• [PAGE EXCERPT]:

━━━━━━━━━━━━━━━━

You’re Not Crazy: Older Drumsticks Are Heavier Than New Ones

Posted on September 17, 2023

 Older Drumsticks Are Heavier

Here’s something I know confounds many drummers: brand–new, unblemished drumsticks are somehow lighter than pairs that are older, chipped, splintered, and hanging on by a thread. It’s a topic I see somewhat often online, and the difference is stark enough for you to notice with just your hands, often immediately. It throws me off quite a bit since I have a large stockpile of sticks I pull from — you never know when your favorite model will abruptly and mysteriously go out of production

Ahem. Anyway, what’s going on seems completely unintuitive. As you play with a stick, cymbals and rims chip away at the wood. Less wood should mean a lighter drumstick… right?

Some of the explanations I’ve seen chalk it up to how drumsticks are paired — i.e. your new sticks must just be a lighter pair than your old ones. And yet, every time I handle I new pair of AJ5s, I’m always taken aback by how odd they feel. It’s like they aren’t made out of hickory but something like maple.

My theory was that the extra weight comes from moisture; specifically the oil in your hands. Could that be enough to cause a noticeable difference? 

Well, I just got a hold of some new drumsticks, and since I have a nifty food scale, I decided to get some exact numbers myself. I actually have a great control: my practice pad sticks. I have a pair of AJ5s that I only use for practice pad work, which has never seen a drum or a cymbal. No dents, chips, or splinters. 

So then, I placed one of each stick onto the scale, and here’s the data: the new stick was 38 grams, while the old one clocked in at 40 grams. 

Like I said, you’re not crazy — an older pair of drumsticks will weigh more than a newer pair. 

Going a step further, I looked for some sticks in my stash that are pretty toasted but nonetheless still in one piece; I have these saved in case I really get desperate for a practice pair (see: that stick shortage I mentioned earlier). I got the five sticks onto the scale, and the heaviest measured 41 grams! The average of the five was 38.8 grams. 

Next, it was time to really get to the bottom of this. While I was pretty positive that the oil from your skin made up the difference, the only way to quantify this was to go for a middle school science experiment.

━━━━━━━━━━━━━━━━

• [DATA EXCERPTS]:
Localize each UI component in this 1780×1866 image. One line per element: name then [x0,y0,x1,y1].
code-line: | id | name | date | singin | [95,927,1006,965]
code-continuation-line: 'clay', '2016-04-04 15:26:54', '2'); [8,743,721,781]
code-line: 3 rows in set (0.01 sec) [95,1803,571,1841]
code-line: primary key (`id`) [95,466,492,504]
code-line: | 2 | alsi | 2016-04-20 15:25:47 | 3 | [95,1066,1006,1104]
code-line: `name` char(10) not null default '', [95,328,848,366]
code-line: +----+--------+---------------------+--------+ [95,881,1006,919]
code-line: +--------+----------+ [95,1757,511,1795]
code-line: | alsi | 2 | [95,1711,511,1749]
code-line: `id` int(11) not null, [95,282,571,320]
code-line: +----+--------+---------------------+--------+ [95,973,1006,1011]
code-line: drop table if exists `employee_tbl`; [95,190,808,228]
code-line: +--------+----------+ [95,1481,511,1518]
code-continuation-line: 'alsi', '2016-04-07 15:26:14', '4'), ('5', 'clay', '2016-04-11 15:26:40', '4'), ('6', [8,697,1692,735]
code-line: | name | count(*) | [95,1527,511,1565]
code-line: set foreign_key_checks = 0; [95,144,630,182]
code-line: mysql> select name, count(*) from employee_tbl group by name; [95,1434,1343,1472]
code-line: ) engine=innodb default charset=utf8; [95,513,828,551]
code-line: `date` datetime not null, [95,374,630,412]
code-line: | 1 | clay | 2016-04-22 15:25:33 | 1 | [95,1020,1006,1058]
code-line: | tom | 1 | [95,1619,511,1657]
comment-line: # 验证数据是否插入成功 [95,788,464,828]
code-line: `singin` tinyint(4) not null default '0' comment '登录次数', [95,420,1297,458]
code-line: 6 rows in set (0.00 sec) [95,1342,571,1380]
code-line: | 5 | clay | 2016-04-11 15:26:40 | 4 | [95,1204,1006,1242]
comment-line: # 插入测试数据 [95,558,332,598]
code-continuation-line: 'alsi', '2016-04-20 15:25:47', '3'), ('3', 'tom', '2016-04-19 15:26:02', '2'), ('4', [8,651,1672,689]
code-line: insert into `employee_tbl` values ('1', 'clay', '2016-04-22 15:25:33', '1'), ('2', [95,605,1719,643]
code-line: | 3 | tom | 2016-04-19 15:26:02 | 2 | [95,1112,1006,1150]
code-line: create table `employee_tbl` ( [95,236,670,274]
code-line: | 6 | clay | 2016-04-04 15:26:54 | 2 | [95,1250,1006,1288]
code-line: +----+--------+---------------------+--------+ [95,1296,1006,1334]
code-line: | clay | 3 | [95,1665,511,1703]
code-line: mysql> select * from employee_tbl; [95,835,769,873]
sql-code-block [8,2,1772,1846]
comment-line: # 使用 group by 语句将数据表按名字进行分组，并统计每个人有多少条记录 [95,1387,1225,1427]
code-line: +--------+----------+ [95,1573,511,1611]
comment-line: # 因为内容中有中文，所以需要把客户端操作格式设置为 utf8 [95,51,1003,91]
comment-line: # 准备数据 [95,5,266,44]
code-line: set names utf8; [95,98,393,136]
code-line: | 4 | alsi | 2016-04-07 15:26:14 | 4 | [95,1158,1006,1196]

━━━━━━━━━━━━━━━━

• [ACTIONS TO TAKE]:
1. Quote the drumstick post word for word, starting at "So then, I placed" and ending at "a newer pair.".
2. List every weight in grams that the drumstick post reports.
3. In the drumstick post, how many of the worn sticks from the stash were placed on the scale?
The entries are separate material and not part of the drumstick post.

• [SOLUTIONS PER TASK]:
1.
So then, I placed one of each stick onto the scale, and here’s the data: the new stick was 38 grams, while the old one clocked in at 40 grams. 

Like I said, you’re not crazy — an older pair of drumsticks will weigh more than a newer pair.

2. 38 grams, 40 grams, 41 grams, 38.8 grams

3. Five